In another aspect, the present invention involves a liquid dispensing nozzle for use in a vacuum assist vapor recovery system comprising a nozzle body having liquid conduit means for conducting liquid therethrough to a filling spout and vapor conduit means for conducting vapor therethrough from a vehicle tank being filled with liquid to a liquid storage tank. The liquid conduit means is provided with a manually actuated valve for controlling the flow of liquid to the spout and a vacuum responsive release means to allow closing of the valve and stoppage of liquid flow when a predetermined partial vacuum is induced. The liquid conduit means is also provided with a flow restricting venturi type orifice for creating a downstream zone of reduced pressure or relative partial vacuum and an upstream zone of higher pressure as liquid flows therethrough, and a check valve responsive to the thus created differential pressure is interposed in the vapor return conduit to seal same except at times when liquid is flowing through the liquid conduit creating a pressure differential.
The drawing, which is partially in section, depicts a preferred embodiment of the dispensing nozzle of this invention.
The major elements of the dispensing nozzle 10 are a nozzle body 11, a filling spout 12 and manual operating mechanism indicated at 13. The spout 12 is adapted to be loosely received in a vehicle tank fill pipe (not shown) in the manner shown and described in U.S. patent application Ser. No. 36,302. The spout 12 includes an inner liquid conduit 14 and a surrounding conduit 15 which together define a vapor return passage 16. The two conduits 14 and 15 are shown coaxially disposed so that the vapor return passge 16 is annular, but, as will be apparent to those familiar with the art, the inner conduit can be displaced even to the point of contacting the outer conduit without materially impairing vapor flow. Near the remote end of the spout 12 a number of holes 17 are provided through the outer conduit 15 so that vapor or, in the case where the vehicle tank is filled, liquid can enter the annular space 16. The holes 17 are preferably located near the end of spout 12, desirably within an inch or less. Alternatively, the inner conduit 14 can extend to the end of or beyond the outer conduit 15 and the holes 17 need not be provided. The other ends of conduits 14 and 15 are threadably attached to the body 11 as shown in the drawing so that the annular passage 16 is in communication with an annular space 18 provided within the body 11. The inner conduit 14 is in communication with a cylindrical space 20. For simplification the nozzle body 11 has been illustrated as largely monolithic. It will be appreciated, however, that the body can be fabricated from a number of individual elements to achieve the configuration shown. This type of fabrication is illustrated and described, for example, in the McMath and Ostand patents described above.
The flow path of liquid to be dispensed is through passage 21 within handle 22 past liquid flow control poppet valve 23 into central cavity 24. Central cavity 24 opens through a frustoconical passage 25 into cylindrical chamber 20 which in turn connects to the inner spout conduit 14. The frustoconical passage 25 is closed, except when liquid is being dispensed, by a conical valve element 26 which serves as a check valve when urged into closed position by spring 27 which abuts retainer 28 within the cylindrical passage 20.

▶ _TASKS TO PERFORM_:
a - According to the dispensing nozzle passage, where are the holes 17 preferably located?
b - Please write the next part of the dispensing nozzle passage, picking up after its final sentence.
The entries have no connection to the dispensing nozzle passage.

▶ _MATERIAL SUPPLIED_:
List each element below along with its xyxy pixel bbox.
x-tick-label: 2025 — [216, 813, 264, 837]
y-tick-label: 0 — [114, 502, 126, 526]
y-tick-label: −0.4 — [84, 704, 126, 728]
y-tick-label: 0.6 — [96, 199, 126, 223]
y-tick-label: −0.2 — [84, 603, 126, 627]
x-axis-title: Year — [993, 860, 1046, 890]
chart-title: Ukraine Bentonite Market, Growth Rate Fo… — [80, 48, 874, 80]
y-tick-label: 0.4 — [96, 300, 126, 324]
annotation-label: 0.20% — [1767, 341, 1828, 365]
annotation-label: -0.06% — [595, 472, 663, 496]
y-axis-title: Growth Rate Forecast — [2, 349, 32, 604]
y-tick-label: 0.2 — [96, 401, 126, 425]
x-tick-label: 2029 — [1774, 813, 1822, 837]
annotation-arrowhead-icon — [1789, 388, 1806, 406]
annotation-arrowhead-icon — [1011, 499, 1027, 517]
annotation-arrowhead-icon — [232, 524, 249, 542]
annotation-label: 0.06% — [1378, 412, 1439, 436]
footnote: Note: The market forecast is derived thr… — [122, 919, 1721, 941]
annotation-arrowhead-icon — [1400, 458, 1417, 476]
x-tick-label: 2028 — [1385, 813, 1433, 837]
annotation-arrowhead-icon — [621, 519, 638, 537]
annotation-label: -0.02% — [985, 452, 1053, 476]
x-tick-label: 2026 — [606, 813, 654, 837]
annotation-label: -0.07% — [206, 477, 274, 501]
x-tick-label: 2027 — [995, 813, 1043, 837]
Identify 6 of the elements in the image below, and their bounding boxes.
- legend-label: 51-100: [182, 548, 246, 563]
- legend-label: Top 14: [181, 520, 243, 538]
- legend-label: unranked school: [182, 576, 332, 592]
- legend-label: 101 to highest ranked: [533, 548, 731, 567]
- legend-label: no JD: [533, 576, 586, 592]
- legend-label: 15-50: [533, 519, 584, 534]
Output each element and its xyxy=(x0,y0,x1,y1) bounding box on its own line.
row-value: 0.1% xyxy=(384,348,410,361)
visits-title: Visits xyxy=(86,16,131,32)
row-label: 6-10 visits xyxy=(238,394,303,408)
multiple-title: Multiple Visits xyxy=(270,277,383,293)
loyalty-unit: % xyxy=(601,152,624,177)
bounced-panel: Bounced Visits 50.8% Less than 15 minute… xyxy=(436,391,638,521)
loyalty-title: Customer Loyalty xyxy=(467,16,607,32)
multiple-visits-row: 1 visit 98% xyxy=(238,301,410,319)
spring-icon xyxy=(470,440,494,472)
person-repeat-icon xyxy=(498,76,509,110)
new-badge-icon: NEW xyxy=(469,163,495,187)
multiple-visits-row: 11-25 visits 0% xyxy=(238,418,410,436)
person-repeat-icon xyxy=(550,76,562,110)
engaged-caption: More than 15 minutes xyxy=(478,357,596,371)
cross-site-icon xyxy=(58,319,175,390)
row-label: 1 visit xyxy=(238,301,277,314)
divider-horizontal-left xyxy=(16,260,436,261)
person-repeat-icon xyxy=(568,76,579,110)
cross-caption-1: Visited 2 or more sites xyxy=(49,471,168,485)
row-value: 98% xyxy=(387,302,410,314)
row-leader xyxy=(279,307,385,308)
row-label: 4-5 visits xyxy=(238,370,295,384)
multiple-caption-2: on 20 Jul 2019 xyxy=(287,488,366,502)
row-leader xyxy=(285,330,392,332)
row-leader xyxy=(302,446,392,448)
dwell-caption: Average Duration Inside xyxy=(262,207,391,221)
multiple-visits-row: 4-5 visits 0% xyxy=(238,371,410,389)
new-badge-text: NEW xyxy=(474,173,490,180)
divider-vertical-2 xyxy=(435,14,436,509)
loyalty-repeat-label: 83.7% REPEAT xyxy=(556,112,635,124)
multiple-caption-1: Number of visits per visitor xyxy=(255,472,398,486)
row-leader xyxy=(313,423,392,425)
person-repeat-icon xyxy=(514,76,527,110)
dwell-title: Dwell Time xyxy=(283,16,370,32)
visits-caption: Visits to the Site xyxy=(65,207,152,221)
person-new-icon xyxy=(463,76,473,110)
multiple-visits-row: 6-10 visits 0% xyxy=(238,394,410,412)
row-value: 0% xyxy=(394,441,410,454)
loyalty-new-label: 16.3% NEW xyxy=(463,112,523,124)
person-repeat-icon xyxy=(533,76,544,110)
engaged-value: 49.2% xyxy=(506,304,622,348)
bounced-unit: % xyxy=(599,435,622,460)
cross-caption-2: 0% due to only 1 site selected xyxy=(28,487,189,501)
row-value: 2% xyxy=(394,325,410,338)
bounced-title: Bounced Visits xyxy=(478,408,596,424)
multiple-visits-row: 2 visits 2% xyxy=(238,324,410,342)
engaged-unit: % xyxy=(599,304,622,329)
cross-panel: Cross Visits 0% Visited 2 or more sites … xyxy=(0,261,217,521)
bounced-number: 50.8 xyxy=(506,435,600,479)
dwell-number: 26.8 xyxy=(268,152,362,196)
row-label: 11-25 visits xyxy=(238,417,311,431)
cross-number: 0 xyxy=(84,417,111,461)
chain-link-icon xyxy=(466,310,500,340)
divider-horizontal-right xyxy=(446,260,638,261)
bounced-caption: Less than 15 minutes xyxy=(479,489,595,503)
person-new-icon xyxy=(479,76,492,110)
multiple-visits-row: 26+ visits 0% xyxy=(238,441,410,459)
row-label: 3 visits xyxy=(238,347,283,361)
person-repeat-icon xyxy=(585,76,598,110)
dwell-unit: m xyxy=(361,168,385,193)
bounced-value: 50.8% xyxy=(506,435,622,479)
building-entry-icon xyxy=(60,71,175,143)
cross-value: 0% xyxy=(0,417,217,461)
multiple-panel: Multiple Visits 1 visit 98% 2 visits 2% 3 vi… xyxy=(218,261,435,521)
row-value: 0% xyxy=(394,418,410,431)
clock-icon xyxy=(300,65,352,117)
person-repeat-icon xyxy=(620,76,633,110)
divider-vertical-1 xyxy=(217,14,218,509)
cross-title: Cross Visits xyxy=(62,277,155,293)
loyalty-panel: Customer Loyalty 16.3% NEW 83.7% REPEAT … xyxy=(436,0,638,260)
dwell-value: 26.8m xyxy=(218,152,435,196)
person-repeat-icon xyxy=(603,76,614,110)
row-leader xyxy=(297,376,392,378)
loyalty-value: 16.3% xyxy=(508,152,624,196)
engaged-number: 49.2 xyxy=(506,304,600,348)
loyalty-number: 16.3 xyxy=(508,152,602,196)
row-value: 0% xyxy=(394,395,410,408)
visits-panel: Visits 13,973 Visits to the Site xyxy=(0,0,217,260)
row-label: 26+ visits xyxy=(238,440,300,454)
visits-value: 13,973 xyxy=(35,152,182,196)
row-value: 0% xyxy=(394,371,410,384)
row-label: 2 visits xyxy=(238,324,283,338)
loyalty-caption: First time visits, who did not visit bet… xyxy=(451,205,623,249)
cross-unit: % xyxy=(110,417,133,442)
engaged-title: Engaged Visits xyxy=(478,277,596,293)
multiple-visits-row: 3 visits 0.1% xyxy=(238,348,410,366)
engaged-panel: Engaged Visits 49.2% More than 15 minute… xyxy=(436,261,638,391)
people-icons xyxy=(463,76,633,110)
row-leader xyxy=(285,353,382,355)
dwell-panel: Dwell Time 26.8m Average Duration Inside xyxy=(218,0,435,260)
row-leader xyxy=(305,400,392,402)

▶ _WRITTEN ANSWERS_:
a - Near the end of spout 12, desirably within an inch or less.

b -
The vapor return path through the dispensing nozzle 10 is through the annular passage 16 in spout 12 to annular space 18 which extends within the body 11 beyond the frustoconical passage 25 and opens into a shut-off valve chamber 30. The bottom of this chamber is in communication with a vapor return conduit 31 which connects with a vapor suction pump (not shown) as is described in U.S. patent application Ser. No. 36,302. For simplicity the vapor return conduit 31 has been shown as extending along handle guard 32. In most cases it is preferred to provide this conduit within the nozzle body 11 to either side of the plane on which the section is shown in the drawing. By this arrangement a more compact structure is obtained, but from an operational standpoint no appreciable difference results.
The liquid flow control poppet valve 23 is normally held closed by a spring 35 and it is opened by manually raising the operating mechanism lever 13 which elevates rod 36. When the valve 23 is in the open position liquid pressure from an external pump (not shown) enters the central cavity 24 and forces the conical valve member 26 away from the valve port 25 so that liquid flows into cylindrical opening 20, through inner spout conduit 14 and into the vehicle tank (not shown). Simultaneously, the external vacuum pump produces a suction through vapor return conduit 31 and withdraws vapor through openings 17, annular spout conduit 16 and through shut-off valve chamber 30. This chamber contains a shut-off or check valve 40, normally held in closed position by a spring 41. This valve is shown in partially open position. When fully open it can abut the top of chamber 30 and when closed should abut and seal off valve port 42. Shut-off valve 42 is operated by a diaphragm 43. The space below the diaphragm 43 is connected by a passage 44 to the central cavity 24, and when the control valve 23 is open the central cavity pressure forces the diaphragm 43 upwardly compressing spring 41 and opening valve 40. When control valve 23 is closed liquid pressure in cavity 24 vents past valve 26 and the shut-off valve 40 closes preventing the flow of vapors from the storage tank and interconnecting conduits from emerging from the nozzle into the atmosphere.
The arrangement for closing the liquid flow control valve 23 when a vehicle tank is filled comprises a flexible diaphragm 46 mounted within a vacuum chamber 47 and a latching mechanism actuated by movement of the diaphragm 46 to permit downward movement of the pivot end of the manual operating lever 13 when the diaphragm 46 is moved upwardly in response to increased vacuum induced in chamber 47. The latching mechanism is carried by an insert 48 mounted within body 11 and extending through the central cavity 24. The mechanism includes a latch retaining pin 50 attached to the diaphragm 46, a latch plunger 51 slideably received within a spring 52 in insert 48 and a plurality of lock balls 53 (two of which are shown) which hold latch plunger 51 stationary in the position illustrated except when the latch retaining pin 50 is moved upwardly by the action of the diaphragm 46. When the diaphragm 46 moves upwardly it withdraws latch retaining pin 50 permitting inward movement of the lock balls 53 and this, in turn, permits latch plunger 51 to move downwardly in response to pressure exerted by the large spring 35 which is compressed when lever 13 has been raised. The smaller spring 52 compresses as latch plunger 51 moves downwardly but functions to restore the mechanism to the position shown in the drawing after liquid flow has been shut off. Reference is made to U.S. Pat. No. 3,817,285 to Wilder et al. for a more complete description of the latching mechanism and its functioning when the diaphragm 46 is actuated.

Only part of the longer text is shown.